◆ Exercise brief
Extract all data as written.

◆ Input
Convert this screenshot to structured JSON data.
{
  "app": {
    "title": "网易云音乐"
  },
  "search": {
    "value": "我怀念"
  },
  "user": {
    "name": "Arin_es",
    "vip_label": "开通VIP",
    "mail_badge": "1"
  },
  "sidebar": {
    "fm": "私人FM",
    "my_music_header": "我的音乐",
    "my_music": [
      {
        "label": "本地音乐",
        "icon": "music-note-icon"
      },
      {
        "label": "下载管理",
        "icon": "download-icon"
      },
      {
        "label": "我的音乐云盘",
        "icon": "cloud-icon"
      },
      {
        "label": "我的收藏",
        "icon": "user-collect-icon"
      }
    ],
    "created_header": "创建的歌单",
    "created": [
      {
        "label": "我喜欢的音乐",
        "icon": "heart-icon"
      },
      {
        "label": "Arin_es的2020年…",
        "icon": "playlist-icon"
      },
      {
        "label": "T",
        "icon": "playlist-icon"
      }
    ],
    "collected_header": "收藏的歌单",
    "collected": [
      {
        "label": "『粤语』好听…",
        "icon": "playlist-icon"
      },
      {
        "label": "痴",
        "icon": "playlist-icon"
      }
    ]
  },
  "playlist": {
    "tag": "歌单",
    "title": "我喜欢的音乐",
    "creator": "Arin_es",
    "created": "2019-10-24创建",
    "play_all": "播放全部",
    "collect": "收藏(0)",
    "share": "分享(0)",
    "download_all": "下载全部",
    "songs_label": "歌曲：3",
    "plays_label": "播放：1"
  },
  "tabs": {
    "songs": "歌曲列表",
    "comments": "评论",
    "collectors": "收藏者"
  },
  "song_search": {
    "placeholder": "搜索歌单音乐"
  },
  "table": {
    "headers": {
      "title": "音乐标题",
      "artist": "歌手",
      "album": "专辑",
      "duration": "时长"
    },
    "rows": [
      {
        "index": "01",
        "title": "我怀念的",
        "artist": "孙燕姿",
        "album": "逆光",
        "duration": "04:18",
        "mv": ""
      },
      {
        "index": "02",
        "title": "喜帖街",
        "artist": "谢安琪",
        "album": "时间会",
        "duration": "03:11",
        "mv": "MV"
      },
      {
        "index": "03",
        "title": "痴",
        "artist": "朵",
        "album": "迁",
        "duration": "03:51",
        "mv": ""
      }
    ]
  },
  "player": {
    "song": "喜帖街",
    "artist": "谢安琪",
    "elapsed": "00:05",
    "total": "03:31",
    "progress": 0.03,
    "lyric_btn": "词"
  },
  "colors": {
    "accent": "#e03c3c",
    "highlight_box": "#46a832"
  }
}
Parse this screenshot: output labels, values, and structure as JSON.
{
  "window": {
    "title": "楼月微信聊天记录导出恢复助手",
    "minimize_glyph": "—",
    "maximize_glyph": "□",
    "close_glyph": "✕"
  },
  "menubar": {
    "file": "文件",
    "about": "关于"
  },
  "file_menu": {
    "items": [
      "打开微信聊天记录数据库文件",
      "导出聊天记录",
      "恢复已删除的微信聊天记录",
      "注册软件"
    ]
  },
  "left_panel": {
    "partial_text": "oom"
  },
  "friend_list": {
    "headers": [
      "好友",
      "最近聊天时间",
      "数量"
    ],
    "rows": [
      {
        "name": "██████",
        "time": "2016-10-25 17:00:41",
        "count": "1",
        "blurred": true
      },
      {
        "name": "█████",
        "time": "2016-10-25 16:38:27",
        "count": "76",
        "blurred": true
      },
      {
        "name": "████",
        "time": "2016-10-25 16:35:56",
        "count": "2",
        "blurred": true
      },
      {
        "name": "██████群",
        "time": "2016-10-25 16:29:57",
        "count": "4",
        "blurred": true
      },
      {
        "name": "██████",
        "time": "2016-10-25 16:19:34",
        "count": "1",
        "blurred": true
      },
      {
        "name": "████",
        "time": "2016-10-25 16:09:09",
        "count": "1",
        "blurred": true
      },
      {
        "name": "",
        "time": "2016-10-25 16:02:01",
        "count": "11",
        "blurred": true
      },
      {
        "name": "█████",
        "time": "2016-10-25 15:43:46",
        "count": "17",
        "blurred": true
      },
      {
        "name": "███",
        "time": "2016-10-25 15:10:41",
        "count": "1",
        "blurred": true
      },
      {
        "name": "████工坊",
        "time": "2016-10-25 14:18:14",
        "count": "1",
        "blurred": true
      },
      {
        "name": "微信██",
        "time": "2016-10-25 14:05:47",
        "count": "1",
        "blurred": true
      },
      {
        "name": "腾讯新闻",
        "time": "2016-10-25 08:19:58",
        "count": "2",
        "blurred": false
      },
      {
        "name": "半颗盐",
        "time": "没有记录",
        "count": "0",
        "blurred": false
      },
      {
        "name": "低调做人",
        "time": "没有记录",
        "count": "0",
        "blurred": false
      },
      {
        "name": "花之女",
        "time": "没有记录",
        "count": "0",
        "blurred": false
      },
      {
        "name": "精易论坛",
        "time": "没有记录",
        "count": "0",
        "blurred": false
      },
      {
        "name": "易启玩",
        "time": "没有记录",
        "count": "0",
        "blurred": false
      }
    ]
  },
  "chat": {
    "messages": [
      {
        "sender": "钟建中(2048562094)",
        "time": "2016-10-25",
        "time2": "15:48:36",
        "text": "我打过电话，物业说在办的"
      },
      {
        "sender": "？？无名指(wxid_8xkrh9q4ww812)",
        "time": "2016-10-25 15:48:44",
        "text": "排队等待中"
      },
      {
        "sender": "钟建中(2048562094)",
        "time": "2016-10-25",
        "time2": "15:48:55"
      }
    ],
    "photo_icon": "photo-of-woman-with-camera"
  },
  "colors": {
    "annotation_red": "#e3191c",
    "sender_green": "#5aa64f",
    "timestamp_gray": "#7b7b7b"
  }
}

◆ Solution to this task
Convert this screenshot to structured JSON data.
{
  "app": {
    "title": "网易云音乐"
  },
  "search": {
    "value": "我怀念"
  },
  "user": {
    "name": "Arin_es",
    "vip_label": "开通VIP",
    "mail_badge": "1"
  },
  "sidebar": {
    "fm": "私人FM",
    "my_music_header": "我的音乐",
    "my_music": [
      {
        "label": "本地音乐",
        "icon": "music-note-icon"
      },
      {
        "label": "下载管理",
        "icon": "download-icon"
      },
      {
        "label": "我的音乐云盘",
        "icon": "cloud-icon"
      },
      {
        "label": "我的收藏",
        "icon": "user-collect-icon"
      }
    ],
    "created_header": "创建的歌单",
    "created": [
      {
        "label": "我喜欢的音乐",
        "icon": "heart-icon"
      },
      {
        "label": "Arin_es的2020年…",
        "icon": "playlist-icon"
      },
      {
        "label": "T",
        "icon": "playlist-icon"
      }
    ],
    "collected_header": "收藏的歌单",
    "collected": [
      {
        "label": "『粤语』好听…",
        "icon": "playlist-icon"
      },
      {
        "label": "痴",
        "icon": "playlist-icon"
      }
    ]
  },
  "playlist": {
    "tag": "歌单",
    "title": "我喜欢的音乐",
    "creator": "Arin_es",
    "created": "2019-10-24创建",
    "play_all": "播放全部",
    "collect": "收藏(0)",
    "share": "分享(0)",
    "download_all": "下载全部",
    "songs_label": "歌曲：3",
    "plays_label": "播放：1"
  },
  "tabs": {
    "songs": "歌曲列表",
    "comments": "评论",
    "collectors": "收藏者"
  },
  "song_search": {
    "placeholder": "搜索歌单音乐"
  },
  "table": {
    "headers": {
      "title": "音乐标题",
      "artist": "歌手",
      "album": "专辑",
      "duration": "时长"
    },
    "rows": [
      {
        "index": "01",
        "title": "我怀念的",
        "artist": "孙燕姿",
        "album": "逆光",
        "duration": "04:18",
        "mv": ""
      },
      {
        "index": "02",
        "title": "喜帖街",
        "artist": "谢安琪",
        "album": "时间会",
        "duration": "03:11",
        "mv": "MV"
      },
      {
        "index": "03",
        "title": "痴",
        "artist": "朵",
        "album": "迁",
        "duration": "03:51",
        "mv": ""
      }
    ]
  },
  "player": {
    "song": "喜帖街",
    "artist": "谢安琪",
    "elapsed": "00:05",
    "total": "03:31",
    "progress": 0.03,
    "lyric_btn": "词"
  },
  "colors": {
    "accent": "#e03c3c",
    "highlight_box": "#46a832"
  }
}
Parse this screenshot: output labels, values, and structure as JSON.
{
  "window": {
    "title": "楼月微信聊天记录导出恢复助手",
    "minimize_glyph": "—",
    "maximize_glyph": "□",
    "close_glyph": "✕"
  },
  "menubar": {
    "file": "文件",
    "about": "关于"
  },
  "file_menu": {
    "items": [
      "打开微信聊天记录数据库文件",
      "导出聊天记录",
      "恢复已删除的微信聊天记录",
      "注册软件"
    ]
  },
  "left_panel": {
    "partial_text": "oom"
  },
  "friend_list": {
    "headers": [
      "好友",
      "最近聊天时间",
      "数量"
    ],
    "rows": [
      {
        "name": "██████",
        "time": "2016-10-25 17:00:41",
        "count": "1",
        "blurred": true
      },
      {
        "name": "█████",
        "time": "2016-10-25 16:38:27",
        "count": "76",
        "blurred": true
      },
      {
        "name": "████",
        "time": "2016-10-25 16:35:56",
        "count": "2",
        "blurred": true
      },
      {
        "name": "██████群",
        "time": "2016-10-25 16:29:57",
        "count": "4",
        "blurred": true
      },
      {
        "name": "██████",
        "time": "2016-10-25 16:19:34",
        "count": "1",
        "blurred": true
      },
      {
        "name": "████",
        "time": "2016-10-25 16:09:09",
        "count": "1",
        "blurred": true
      },
      {
        "name": "",
        "time": "2016-10-25 16:02:01",
        "count": "11",
        "blurred": true
      },
      {
        "name": "█████",
        "time": "2016-10-25 15:43:46",
        "count": "17",
        "blurred": true
      },
      {
        "name": "███",
        "time": "2016-10-25 15:10:41",
        "count": "1",
        "blurred": true
      },
      {
        "name": "████工坊",
        "time": "2016-10-25 14:18:14",
        "count": "1",
        "blurred": true
      },
      {
        "name": "微信██",
        "time": "2016-10-25 14:05:47",
        "count": "1",
        "blurred": true
      },
      {
        "name": "腾讯新闻",
        "time": "2016-10-25 08:19:58",
        "count": "2",
        "blurred": false
      },
      {
        "name": "半颗盐",
        "time": "没有记录",
        "count": "0",
        "blurred": false
      },
      {
        "name": "低调做人",
        "time": "没有记录",
        "count": "0",
        "blurred": false
      },
      {
        "name": "花之女",
        "time": "没有记录",
        "count": "0",
        "blurred": false
      },
      {
        "name": "精易论坛",
        "time": "没有记录",
        "count": "0",
        "blurred": false
      },
      {
        "name": "易启玩",
        "time": "没有记录",
        "count": "0",
        "blurred": false
      }
    ]
  },
  "chat": {
    "messages": [
      {
        "sender": "钟建中(2048562094)",
        "time": "2016-10-25",
        "time2": "15:48:36",
        "text": "我打过电话，物业说在办的"
      },
      {
        "sender": "？？无名指(wxid_8xkrh9q4ww812)",
        "time": "2016-10-25 15:48:44",
        "text": "排队等待中"
      },
      {
        "sender": "钟建中(2048562094)",
        "time": "2016-10-25",
        "time2": "15:48:55"
      }
    ],
    "photo_icon": "photo-of-woman-with-camera"
  },
  "colors": {
    "annotation_red": "#e3191c",
    "sender_green": "#5aa64f",
    "timestamp_gray": "#7b7b7b"
  }
}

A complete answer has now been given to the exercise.